# Dataset:
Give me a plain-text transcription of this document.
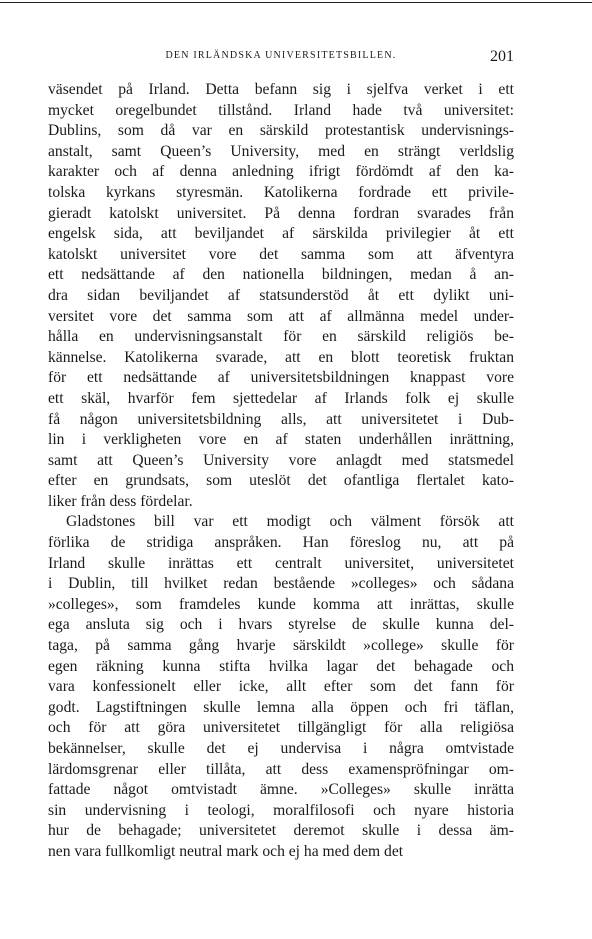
DEN IRLÄNDSKA UNIVERSITETSBILLEN.	201
väsendet på Irland. Detta befann sig i sjelfva verket i ett
mycket oregelbundet tillstånd. Irland hade två universitet:
Dublins, som då var en särskild protestantisk undervisnings-
anstalt, samt Queen’s University, med en strängt verldslig
karakter och af denna anledning ifrigt fördömdt af den ka-
tolska kyrkans styresmän. Katolikerna fordrade ett privile-
gieradt katolskt universitet. På denna fordran svarades från
engelsk sida, att beviljandet af särskilda privilegier åt ett
katolskt universitet vore det samma som att äfventyra
ett nedsättande af den nationella bildningen, medan å an-
dra sidan beviljandet af statsunderstöd åt ett dylikt uni-
versitet vore det samma som att af allmänna medel under-
hålla en undervisningsanstalt för en särskild religiös be-
kännelse. Katolikerna svarade, att en blott teoretisk fruktan
för ett nedsättande af universitetsbildningen knappast vore
ett skäl, hvarför fem sjettedelar af Irlands folk ej skulle
få någon universitetsbildning alls, att universitetet i Dub-
lin i verkligheten vore en af staten underhållen inrättning,
samt att Queen’s University vore anlagdt med statsmedel
efter en grundsats, som uteslöt det ofantliga flertalet kato-
liker från dess fördelar.
Gladstones bill var ett modigt och välment försök att
förlika de stridiga anspråken. Han föreslog nu, att på
Irland skulle inrättas ett centralt universitet, universitetet
i Dublin, till hvilket redan bestående »colleges» och sådana
»colleges», som framdeles kunde komma att inrättas, skulle
ega ansluta sig och i hvars styrelse de skulle kunna del-
taga, på samma gång hvarje särskildt »college» skulle för
egen räkning kunna stifta hvilka lagar det behagade och
vara konfessionelt eller icke, allt efter som det fann för
godt. Lagstiftningen skulle lemna alla öppen och fri täflan,
och för att göra universitetet tillgängligt för alla religiösa
bekännelser, skulle det ej undervisa i några omtvistade
lärdomsgrenar eller tillåta, att dess examenspröfningar om-
fattade något omtvistadt ämne. »Colleges» skulle inrätta
sin undervisning i teologi, moralfilosofi och nyare historia
hur de behagade; universitetet deremot skulle i dessa äm-
nen vara fullkomligt neutral mark och ej ha med dem det
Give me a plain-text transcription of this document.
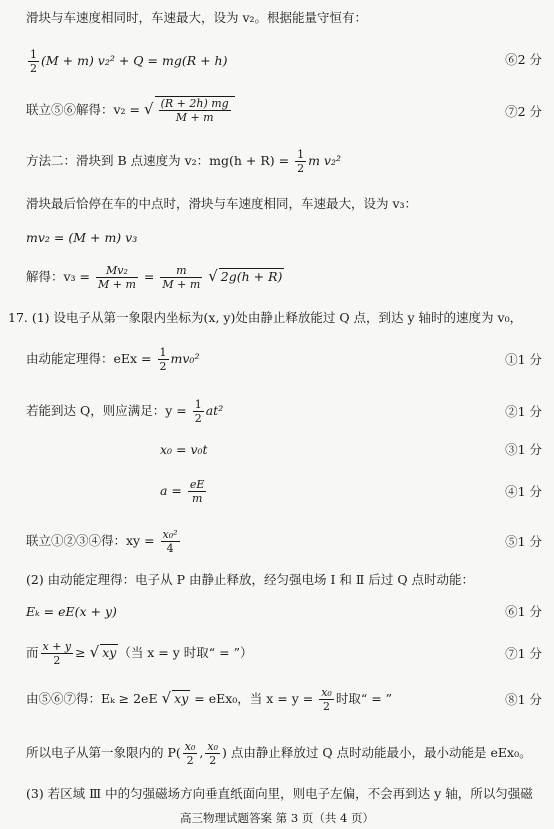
滑块与车速度相同时，车速最大，设为 v₂。根据能量守恒有：
$\frac{1}{2} (M + m) v_2^2 + Q = mg(R + h)$	⑥2 分
联立⑤⑥解得：v₂ = √ $\frac{(R + 2h) mg}{M + m}$	⑦2 分
方法二：滑块到 B 点速度为 v₂：$mg(h + R) = \frac{1}{2}$ m v₂²
滑块最后恰停在车的中点时，滑块与车速度相同，车速最大，设为 v₃：
mv₂ = (M + m) v₃
解得：$v_3 = \frac{\text{Mv₂}}{M + m} = \frac{m}{M + m}$ √ 2g(h + R)
17. (1) 设电子从第一象限内坐标为(x, y)处由静止释放能过 Q 点，到达 y 轴时的速度为 v₀，
由动能定理得：eEx = $\frac{1}{2} mv_0^2$	①1 分
若能到达 Q，则应满足：$y = \frac{1}{2} at^2$	②1 分
x₀ = v₀t	③1 分
$a = \frac{eE}{m}$	④1 分
联立①②③④得：xy = $\frac{\text{x₀²}}{4}$	⑤1 分
(2) 由动能定理得：电子从 P 由静止释放，经匀强电场 Ⅰ 和 Ⅱ 后过 Q 点时动能：
Eₖ = eE(x + y)	⑥1 分
而 $\frac{x + y}{2}$ ≥ √ xy （当 x = y 时取“ = ”）	⑦1 分
由⑤⑥⑦得：Eₖ ≥ 2eE √ xy = eEx₀，当 $x = y = \frac{\text{x₀}}{2}$ 时取“ = ”	⑧1 分
所以电子从第一象限内的 $P( \frac{\text{x₀}}{2}$ , $\frac{\text{x₀}}{2}$ ) 点由静止释放过 Q 点时动能最小，最小动能是 eEx₀。
(3) 若区域 Ⅲ 中的匀强磁场方向垂直纸面向里，则电子左偏，不会再到达 y 轴，所以匀强磁
高三物理试题答案 第 3 页（共 4 页）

# Directions:
Strip out the pictures and quote the remaining data word for word.

# Exercise answer:
Give me a plain-text transcription of this document.
DEN IRLÄNDSKA UNIVERSITETSBILLEN.	201
väsendet på Irland. Detta befann sig i sjelfva verket i ett
mycket oregelbundet tillstånd. Irland hade två universitet:
Dublins, som då var en särskild protestantisk undervisnings-
anstalt, samt Queen’s University, med en strängt verldslig
karakter och af denna anledning ifrigt fördömdt af den ka-
tolska kyrkans styresmän. Katolikerna fordrade ett privile-
gieradt katolskt universitet. På denna fordran svarades från
engelsk sida, att beviljandet af särskilda privilegier åt ett
katolskt universitet vore det samma som att äfventyra
ett nedsättande af den nationella bildningen, medan å an-
dra sidan beviljandet af statsunderstöd åt ett dylikt uni-
versitet vore det samma som att af allmänna medel under-
hålla en undervisningsanstalt för en särskild religiös be-
kännelse. Katolikerna svarade, att en blott teoretisk fruktan
för ett nedsättande af universitetsbildningen knappast vore
ett skäl, hvarför fem sjettedelar af Irlands folk ej skulle
få någon universitetsbildning alls, att universitetet i Dub-
lin i verkligheten vore en af staten underhållen inrättning,
samt att Queen’s University vore anlagdt med statsmedel
efter en grundsats, som uteslöt det ofantliga flertalet kato-
liker från dess fördelar.
Gladstones bill var ett modigt och välment försök att
förlika de stridiga anspråken. Han föreslog nu, att på
Irland skulle inrättas ett centralt universitet, universitetet
i Dublin, till hvilket redan bestående »colleges» och sådana
»colleges», som framdeles kunde komma att inrättas, skulle
ega ansluta sig och i hvars styrelse de skulle kunna del-
taga, på samma gång hvarje särskildt »college» skulle för
egen räkning kunna stifta hvilka lagar det behagade och
vara konfessionelt eller icke, allt efter som det fann för
godt. Lagstiftningen skulle lemna alla öppen och fri täflan,
och för att göra universitetet tillgängligt för alla religiösa
bekännelser, skulle det ej undervisa i några omtvistade
lärdomsgrenar eller tillåta, att dess examenspröfningar om-
fattade något omtvistadt ämne. »Colleges» skulle inrätta
sin undervisning i teologi, moralfilosofi och nyare historia
hur de behagade; universitetet deremot skulle i dessa äm-
nen vara fullkomligt neutral mark och ej ha med dem det
Give me a plain-text transcription of this document.
滑块与车速度相同时，车速最大，设为 v₂。根据能量守恒有：
$\frac{1}{2} (M + m) v_2^2 + Q = mg(R + h)$	⑥2 分
联立⑤⑥解得：v₂ = √ $\frac{(R + 2h) mg}{M + m}$	⑦2 分
方法二：滑块到 B 点速度为 v₂：$mg(h + R) = \frac{1}{2}$ m v₂²
滑块最后恰停在车的中点时，滑块与车速度相同，车速最大，设为 v₃：
mv₂ = (M + m) v₃
解得：$v_3 = \frac{\text{Mv₂}}{M + m} = \frac{m}{M + m}$ √ 2g(h + R)
17. (1) 设电子从第一象限内坐标为(x, y)处由静止释放能过 Q 点，到达 y 轴时的速度为 v₀，
由动能定理得：eEx = $\frac{1}{2} mv_0^2$	①1 分
若能到达 Q，则应满足：$y = \frac{1}{2} at^2$	②1 分
x₀ = v₀t	③1 分
$a = \frac{eE}{m}$	④1 分
联立①②③④得：xy = $\frac{\text{x₀²}}{4}$	⑤1 分
(2) 由动能定理得：电子从 P 由静止释放，经匀强电场 Ⅰ 和 Ⅱ 后过 Q 点时动能：
Eₖ = eE(x + y)	⑥1 分
而 $\frac{x + y}{2}$ ≥ √ xy （当 x = y 时取“ = ”）	⑦1 分
由⑤⑥⑦得：Eₖ ≥ 2eE √ xy = eEx₀，当 $x = y = \frac{\text{x₀}}{2}$ 时取“ = ”	⑧1 分
所以电子从第一象限内的 $P( \frac{\text{x₀}}{2}$ , $\frac{\text{x₀}}{2}$ ) 点由静止释放过 Q 点时动能最小，最小动能是 eEx₀。
(3) 若区域 Ⅲ 中的匀强磁场方向垂直纸面向里，则电子左偏，不会再到达 y 轴，所以匀强磁
高三物理试题答案 第 3 页（共 4 页）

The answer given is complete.